GIVEN EXERCISE >>
Below are some records; repeat them all exactly, minus the pictures.

Records from a collection of figures
◇ ◇ ◇ ◇ ◇ ◇ ◇
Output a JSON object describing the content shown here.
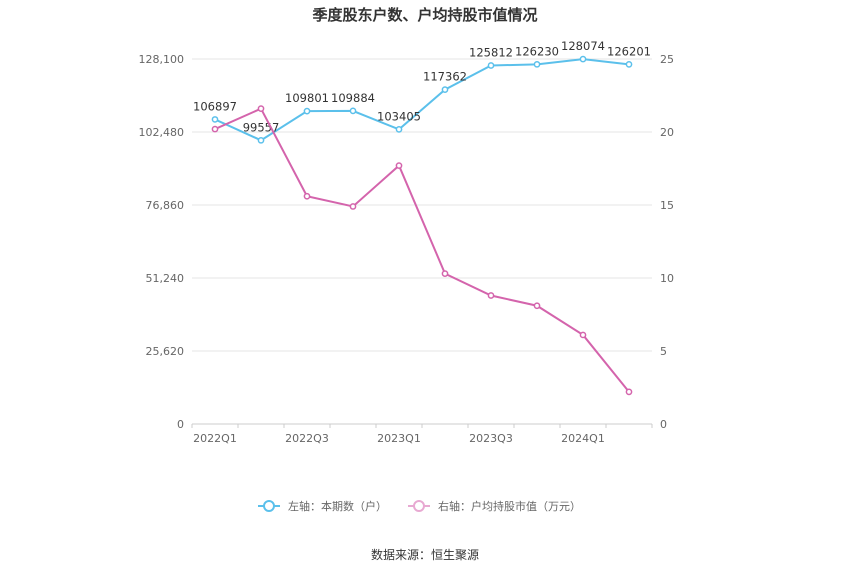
{
  "chart_data": {
    "type": "line",
    "title": "季度股东户数、户均持股市值情况",
    "source": "数据来源：恒生聚源",
    "categories": [
      "2022Q1",
      "2022Q2",
      "2022Q3",
      "2022Q4",
      "2023Q1",
      "2023Q2",
      "2023Q3",
      "2023Q4",
      "2024Q1",
      "2024Q2"
    ],
    "x_tick_labels": [
      "2022Q1",
      "2022Q3",
      "2023Q1",
      "2023Q3",
      "2024Q1"
    ],
    "left_axis": {
      "ticks": [
        "0",
        "25,620",
        "51,240",
        "76,860",
        "102,480",
        "128,100"
      ],
      "range": [
        0,
        128100
      ]
    },
    "right_axis": {
      "ticks": [
        "0",
        "5",
        "10",
        "15",
        "20",
        "25"
      ],
      "range": [
        0,
        25
      ]
    },
    "grid": true,
    "legend_position": "bottom",
    "series": [
      {
        "name": "左轴：本期数（户）",
        "axis": "left",
        "color": "#5bc0eb",
        "values": [
          106897,
          99557,
          109801,
          109884,
          103405,
          117362,
          125812,
          126230,
          128074,
          126201
        ],
        "labels": [
          "106897",
          "99557",
          "109801",
          "109884",
          "103405",
          "117362",
          "125812",
          "126230",
          "128074",
          "126201"
        ]
      },
      {
        "name": "右轴：户均持股市值（万元）",
        "axis": "right",
        "color": "#d464ac",
        "values": [
          20.2,
          21.6,
          15.6,
          14.9,
          17.7,
          10.3,
          8.8,
          8.1,
          6.1,
          2.2
        ]
      }
    ]
  }
}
◇ ◇ ◇ ◇ ◇ ◇ ◇
SOLUTION >>
Output a JSON object describing the content shown here.
{
  "chart_data": {
    "type": "line",
    "title": "季度股东户数、户均持股市值情况",
    "source": "数据来源：恒生聚源",
    "categories": [
      "2022Q1",
      "2022Q2",
      "2022Q3",
      "2022Q4",
      "2023Q1",
      "2023Q2",
      "2023Q3",
      "2023Q4",
      "2024Q1",
      "2024Q2"
    ],
    "x_tick_labels": [
      "2022Q1",
      "2022Q3",
      "2023Q1",
      "2023Q3",
      "2024Q1"
    ],
    "left_axis": {
      "ticks": [
        "0",
        "25,620",
        "51,240",
        "76,860",
        "102,480",
        "128,100"
      ],
      "range": [
        0,
        128100
      ]
    },
    "right_axis": {
      "ticks": [
        "0",
        "5",
        "10",
        "15",
        "20",
        "25"
      ],
      "range": [
        0,
        25
      ]
    },
    "grid": true,
    "legend_position": "bottom",
    "series": [
      {
        "name": "左轴：本期数（户）",
        "axis": "left",
        "color": "#5bc0eb",
        "values": [
          106897,
          99557,
          109801,
          109884,
          103405,
          117362,
          125812,
          126230,
          128074,
          126201
        ],
        "labels": [
          "106897",
          "99557",
          "109801",
          "109884",
          "103405",
          "117362",
          "125812",
          "126230",
          "128074",
          "126201"
        ]
      },
      {
        "name": "右轴：户均持股市值（万元）",
        "axis": "right",
        "color": "#d464ac",
        "values": [
          20.2,
          21.6,
          15.6,
          14.9,
          17.7,
          10.3,
          8.8,
          8.1,
          6.1,
          2.2
        ]
      }
    ]
  }
}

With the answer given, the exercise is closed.